Given task »
Copy out the entries below in full and exactly.

Data records »
§

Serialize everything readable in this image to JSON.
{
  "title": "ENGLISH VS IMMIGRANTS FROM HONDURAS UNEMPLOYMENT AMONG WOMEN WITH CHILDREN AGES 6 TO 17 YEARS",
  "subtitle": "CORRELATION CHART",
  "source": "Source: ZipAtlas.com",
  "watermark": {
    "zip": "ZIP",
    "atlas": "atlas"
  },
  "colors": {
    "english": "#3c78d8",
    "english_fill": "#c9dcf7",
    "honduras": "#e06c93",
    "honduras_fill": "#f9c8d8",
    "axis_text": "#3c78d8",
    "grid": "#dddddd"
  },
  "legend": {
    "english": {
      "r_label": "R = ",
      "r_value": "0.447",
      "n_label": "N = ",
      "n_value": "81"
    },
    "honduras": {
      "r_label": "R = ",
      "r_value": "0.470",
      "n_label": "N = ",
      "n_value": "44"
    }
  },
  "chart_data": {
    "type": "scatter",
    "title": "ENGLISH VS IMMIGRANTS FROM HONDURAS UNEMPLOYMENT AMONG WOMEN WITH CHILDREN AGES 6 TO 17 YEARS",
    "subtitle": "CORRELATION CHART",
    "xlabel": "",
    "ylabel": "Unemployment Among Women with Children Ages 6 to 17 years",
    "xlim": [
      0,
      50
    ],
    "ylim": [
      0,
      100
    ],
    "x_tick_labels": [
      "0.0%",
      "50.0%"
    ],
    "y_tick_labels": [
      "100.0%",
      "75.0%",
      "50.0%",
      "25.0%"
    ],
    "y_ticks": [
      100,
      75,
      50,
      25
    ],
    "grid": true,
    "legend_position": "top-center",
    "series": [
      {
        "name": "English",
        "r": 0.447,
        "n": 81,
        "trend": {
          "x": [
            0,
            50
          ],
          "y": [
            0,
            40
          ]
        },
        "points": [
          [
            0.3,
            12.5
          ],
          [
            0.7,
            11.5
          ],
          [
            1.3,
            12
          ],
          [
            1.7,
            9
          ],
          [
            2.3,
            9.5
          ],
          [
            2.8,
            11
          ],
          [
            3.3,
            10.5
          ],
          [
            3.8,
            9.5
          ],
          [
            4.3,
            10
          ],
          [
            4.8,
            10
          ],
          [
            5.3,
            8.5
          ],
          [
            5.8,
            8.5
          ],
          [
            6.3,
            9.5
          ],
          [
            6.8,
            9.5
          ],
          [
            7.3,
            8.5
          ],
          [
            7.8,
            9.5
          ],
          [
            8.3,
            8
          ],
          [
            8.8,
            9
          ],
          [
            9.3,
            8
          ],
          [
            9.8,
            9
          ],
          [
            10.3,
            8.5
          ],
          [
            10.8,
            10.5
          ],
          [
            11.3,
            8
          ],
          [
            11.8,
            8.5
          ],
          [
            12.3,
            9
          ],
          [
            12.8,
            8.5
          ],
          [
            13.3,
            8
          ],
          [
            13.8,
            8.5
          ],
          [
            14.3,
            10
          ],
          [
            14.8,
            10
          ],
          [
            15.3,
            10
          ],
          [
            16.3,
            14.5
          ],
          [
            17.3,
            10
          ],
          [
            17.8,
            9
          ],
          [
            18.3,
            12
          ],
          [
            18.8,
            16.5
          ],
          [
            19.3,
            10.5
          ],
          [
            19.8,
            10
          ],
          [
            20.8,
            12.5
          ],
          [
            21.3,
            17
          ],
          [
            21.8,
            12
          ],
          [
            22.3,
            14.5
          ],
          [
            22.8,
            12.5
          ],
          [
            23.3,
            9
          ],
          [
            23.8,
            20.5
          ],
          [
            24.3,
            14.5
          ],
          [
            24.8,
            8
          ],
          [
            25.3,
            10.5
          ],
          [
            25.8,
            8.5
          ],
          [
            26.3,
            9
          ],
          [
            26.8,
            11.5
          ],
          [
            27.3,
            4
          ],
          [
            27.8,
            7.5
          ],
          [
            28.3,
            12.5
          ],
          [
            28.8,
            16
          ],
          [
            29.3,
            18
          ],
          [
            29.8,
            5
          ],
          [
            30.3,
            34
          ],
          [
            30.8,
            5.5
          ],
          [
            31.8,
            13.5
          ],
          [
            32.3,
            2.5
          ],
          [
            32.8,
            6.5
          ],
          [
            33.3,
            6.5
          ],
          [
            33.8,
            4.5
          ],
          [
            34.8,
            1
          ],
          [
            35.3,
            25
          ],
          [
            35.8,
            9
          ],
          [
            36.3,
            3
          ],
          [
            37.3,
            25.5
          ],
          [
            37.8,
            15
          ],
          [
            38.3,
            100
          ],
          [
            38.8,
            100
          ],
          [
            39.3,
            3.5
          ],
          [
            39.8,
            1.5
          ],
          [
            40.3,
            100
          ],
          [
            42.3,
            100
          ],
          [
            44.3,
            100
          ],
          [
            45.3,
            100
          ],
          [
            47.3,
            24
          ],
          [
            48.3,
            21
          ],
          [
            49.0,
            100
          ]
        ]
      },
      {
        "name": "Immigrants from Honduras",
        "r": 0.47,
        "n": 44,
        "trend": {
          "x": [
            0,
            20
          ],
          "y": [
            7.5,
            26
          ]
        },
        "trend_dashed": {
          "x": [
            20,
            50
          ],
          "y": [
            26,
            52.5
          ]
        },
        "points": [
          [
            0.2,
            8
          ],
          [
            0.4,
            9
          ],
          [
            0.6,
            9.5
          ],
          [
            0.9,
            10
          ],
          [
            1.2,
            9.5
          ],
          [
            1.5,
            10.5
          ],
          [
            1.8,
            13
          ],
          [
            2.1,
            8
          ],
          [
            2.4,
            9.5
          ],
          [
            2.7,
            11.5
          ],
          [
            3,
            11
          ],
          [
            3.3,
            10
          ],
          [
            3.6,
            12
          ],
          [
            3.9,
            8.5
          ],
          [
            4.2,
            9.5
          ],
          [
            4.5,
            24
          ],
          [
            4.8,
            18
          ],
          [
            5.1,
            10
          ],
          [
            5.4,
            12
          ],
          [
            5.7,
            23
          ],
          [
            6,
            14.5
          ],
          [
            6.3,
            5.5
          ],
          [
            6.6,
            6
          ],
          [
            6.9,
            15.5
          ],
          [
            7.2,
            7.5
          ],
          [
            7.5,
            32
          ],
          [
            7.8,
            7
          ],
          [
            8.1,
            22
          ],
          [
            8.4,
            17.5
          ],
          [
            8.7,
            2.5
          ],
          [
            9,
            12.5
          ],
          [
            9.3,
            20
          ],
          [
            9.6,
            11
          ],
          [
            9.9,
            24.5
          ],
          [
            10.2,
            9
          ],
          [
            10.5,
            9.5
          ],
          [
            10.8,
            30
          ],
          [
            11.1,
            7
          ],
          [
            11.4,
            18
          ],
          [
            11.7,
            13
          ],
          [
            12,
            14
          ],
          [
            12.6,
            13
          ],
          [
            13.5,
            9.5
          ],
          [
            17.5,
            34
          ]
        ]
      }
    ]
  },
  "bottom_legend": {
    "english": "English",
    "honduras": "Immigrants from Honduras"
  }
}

§

Response to this task »
Serialize everything readable in this image to JSON.
{
  "title": "ENGLISH VS IMMIGRANTS FROM HONDURAS UNEMPLOYMENT AMONG WOMEN WITH CHILDREN AGES 6 TO 17 YEARS",
  "subtitle": "CORRELATION CHART",
  "source": "Source: ZipAtlas.com",
  "watermark": {
    "zip": "ZIP",
    "atlas": "atlas"
  },
  "colors": {
    "english": "#3c78d8",
    "english_fill": "#c9dcf7",
    "honduras": "#e06c93",
    "honduras_fill": "#f9c8d8",
    "axis_text": "#3c78d8",
    "grid": "#dddddd"
  },
  "legend": {
    "english": {
      "r_label": "R = ",
      "r_value": "0.447",
      "n_label": "N = ",
      "n_value": "81"
    },
    "honduras": {
      "r_label": "R = ",
      "r_value": "0.470",
      "n_label": "N = ",
      "n_value": "44"
    }
  },
  "chart_data": {
    "type": "scatter",
    "title": "ENGLISH VS IMMIGRANTS FROM HONDURAS UNEMPLOYMENT AMONG WOMEN WITH CHILDREN AGES 6 TO 17 YEARS",
    "subtitle": "CORRELATION CHART",
    "xlabel": "",
    "ylabel": "Unemployment Among Women with Children Ages 6 to 17 years",
    "xlim": [
      0,
      50
    ],
    "ylim": [
      0,
      100
    ],
    "x_tick_labels": [
      "0.0%",
      "50.0%"
    ],
    "y_tick_labels": [
      "100.0%",
      "75.0%",
      "50.0%",
      "25.0%"
    ],
    "y_ticks": [
      100,
      75,
      50,
      25
    ],
    "grid": true,
    "legend_position": "top-center",
    "series": [
      {
        "name": "English",
        "r": 0.447,
        "n": 81,
        "trend": {
          "x": [
            0,
            50
          ],
          "y": [
            0,
            40
          ]
        },
        "points": [
          [
            0.3,
            12.5
          ],
          [
            0.7,
            11.5
          ],
          [
            1.3,
            12
          ],
          [
            1.7,
            9
          ],
          [
            2.3,
            9.5
          ],
          [
            2.8,
            11
          ],
          [
            3.3,
            10.5
          ],
          [
            3.8,
            9.5
          ],
          [
            4.3,
            10
          ],
          [
            4.8,
            10
          ],
          [
            5.3,
            8.5
          ],
          [
            5.8,
            8.5
          ],
          [
            6.3,
            9.5
          ],
          [
            6.8,
            9.5
          ],
          [
            7.3,
            8.5
          ],
          [
            7.8,
            9.5
          ],
          [
            8.3,
            8
          ],
          [
            8.8,
            9
          ],
          [
            9.3,
            8
          ],
          [
            9.8,
            9
          ],
          [
            10.3,
            8.5
          ],
          [
            10.8,
            10.5
          ],
          [
            11.3,
            8
          ],
          [
            11.8,
            8.5
          ],
          [
            12.3,
            9
          ],
          [
            12.8,
            8.5
          ],
          [
            13.3,
            8
          ],
          [
            13.8,
            8.5
          ],
          [
            14.3,
            10
          ],
          [
            14.8,
            10
          ],
          [
            15.3,
            10
          ],
          [
            16.3,
            14.5
          ],
          [
            17.3,
            10
          ],
          [
            17.8,
            9
          ],
          [
            18.3,
            12
          ],
          [
            18.8,
            16.5
          ],
          [
            19.3,
            10.5
          ],
          [
            19.8,
            10
          ],
          [
            20.8,
            12.5
          ],
          [
            21.3,
            17
          ],
          [
            21.8,
            12
          ],
          [
            22.3,
            14.5
          ],
          [
            22.8,
            12.5
          ],
          [
            23.3,
            9
          ],
          [
            23.8,
            20.5
          ],
          [
            24.3,
            14.5
          ],
          [
            24.8,
            8
          ],
          [
            25.3,
            10.5
          ],
          [
            25.8,
            8.5
          ],
          [
            26.3,
            9
          ],
          [
            26.8,
            11.5
          ],
          [
            27.3,
            4
          ],
          [
            27.8,
            7.5
          ],
          [
            28.3,
            12.5
          ],
          [
            28.8,
            16
          ],
          [
            29.3,
            18
          ],
          [
            29.8,
            5
          ],
          [
            30.3,
            34
          ],
          [
            30.8,
            5.5
          ],
          [
            31.8,
            13.5
          ],
          [
            32.3,
            2.5
          ],
          [
            32.8,
            6.5
          ],
          [
            33.3,
            6.5
          ],
          [
            33.8,
            4.5
          ],
          [
            34.8,
            1
          ],
          [
            35.3,
            25
          ],
          [
            35.8,
            9
          ],
          [
            36.3,
            3
          ],
          [
            37.3,
            25.5
          ],
          [
            37.8,
            15
          ],
          [
            38.3,
            100
          ],
          [
            38.8,
            100
          ],
          [
            39.3,
            3.5
          ],
          [
            39.8,
            1.5
          ],
          [
            40.3,
            100
          ],
          [
            42.3,
            100
          ],
          [
            44.3,
            100
          ],
          [
            45.3,
            100
          ],
          [
            47.3,
            24
          ],
          [
            48.3,
            21
          ],
          [
            49.0,
            100
          ]
        ]
      },
      {
        "name": "Immigrants from Honduras",
        "r": 0.47,
        "n": 44,
        "trend": {
          "x": [
            0,
            20
          ],
          "y": [
            7.5,
            26
          ]
        },
        "trend_dashed": {
          "x": [
            20,
            50
          ],
          "y": [
            26,
            52.5
          ]
        },
        "points": [
          [
            0.2,
            8
          ],
          [
            0.4,
            9
          ],
          [
            0.6,
            9.5
          ],
          [
            0.9,
            10
          ],
          [
            1.2,
            9.5
          ],
          [
            1.5,
            10.5
          ],
          [
            1.8,
            13
          ],
          [
            2.1,
            8
          ],
          [
            2.4,
            9.5
          ],
          [
            2.7,
            11.5
          ],
          [
            3,
            11
          ],
          [
            3.3,
            10
          ],
          [
            3.6,
            12
          ],
          [
            3.9,
            8.5
          ],
          [
            4.2,
            9.5
          ],
          [
            4.5,
            24
          ],
          [
            4.8,
            18
          ],
          [
            5.1,
            10
          ],
          [
            5.4,
            12
          ],
          [
            5.7,
            23
          ],
          [
            6,
            14.5
          ],
          [
            6.3,
            5.5
          ],
          [
            6.6,
            6
          ],
          [
            6.9,
            15.5
          ],
          [
            7.2,
            7.5
          ],
          [
            7.5,
            32
          ],
          [
            7.8,
            7
          ],
          [
            8.1,
            22
          ],
          [
            8.4,
            17.5
          ],
          [
            8.7,
            2.5
          ],
          [
            9,
            12.5
          ],
          [
            9.3,
            20
          ],
          [
            9.6,
            11
          ],
          [
            9.9,
            24.5
          ],
          [
            10.2,
            9
          ],
          [
            10.5,
            9.5
          ],
          [
            10.8,
            30
          ],
          [
            11.1,
            7
          ],
          [
            11.4,
            18
          ],
          [
            11.7,
            13
          ],
          [
            12,
            14
          ],
          [
            12.6,
            13
          ],
          [
            13.5,
            9.5
          ],
          [
            17.5,
            34
          ]
        ]
      }
    ]
  },
  "bottom_legend": {
    "english": "English",
    "honduras": "Immigrants from Honduras"
  }
}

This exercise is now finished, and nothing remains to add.